- **WHAT YOU ARE ASKED TO DO**
Take all the material and copy it exactly.

(Dataset items)
========================================================================

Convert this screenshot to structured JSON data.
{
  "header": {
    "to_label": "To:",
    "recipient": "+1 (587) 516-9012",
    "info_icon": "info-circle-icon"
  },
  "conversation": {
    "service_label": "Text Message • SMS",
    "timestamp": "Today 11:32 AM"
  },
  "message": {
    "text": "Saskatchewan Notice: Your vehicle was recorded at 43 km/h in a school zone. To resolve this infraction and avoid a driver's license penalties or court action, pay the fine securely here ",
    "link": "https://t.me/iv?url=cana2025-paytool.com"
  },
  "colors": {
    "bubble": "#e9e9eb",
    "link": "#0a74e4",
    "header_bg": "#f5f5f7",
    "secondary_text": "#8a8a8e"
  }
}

========================================================================

- **WRITTEN RESPONSE**
Convert this screenshot to structured JSON data.
{
  "header": {
    "to_label": "To:",
    "recipient": "+1 (587) 516-9012",
    "info_icon": "info-circle-icon"
  },
  "conversation": {
    "service_label": "Text Message • SMS",
    "timestamp": "Today 11:32 AM"
  },
  "message": {
    "text": "Saskatchewan Notice: Your vehicle was recorded at 43 km/h in a school zone. To resolve this infraction and avoid a driver's license penalties or court action, pay the fine securely here ",
    "link": "https://t.me/iv?url=cana2025-paytool.com"
  },
  "colors": {
    "bubble": "#e9e9eb",
    "link": "#0a74e4",
    "header_bg": "#f5f5f7",
    "secondary_text": "#8a8a8e"
  }
}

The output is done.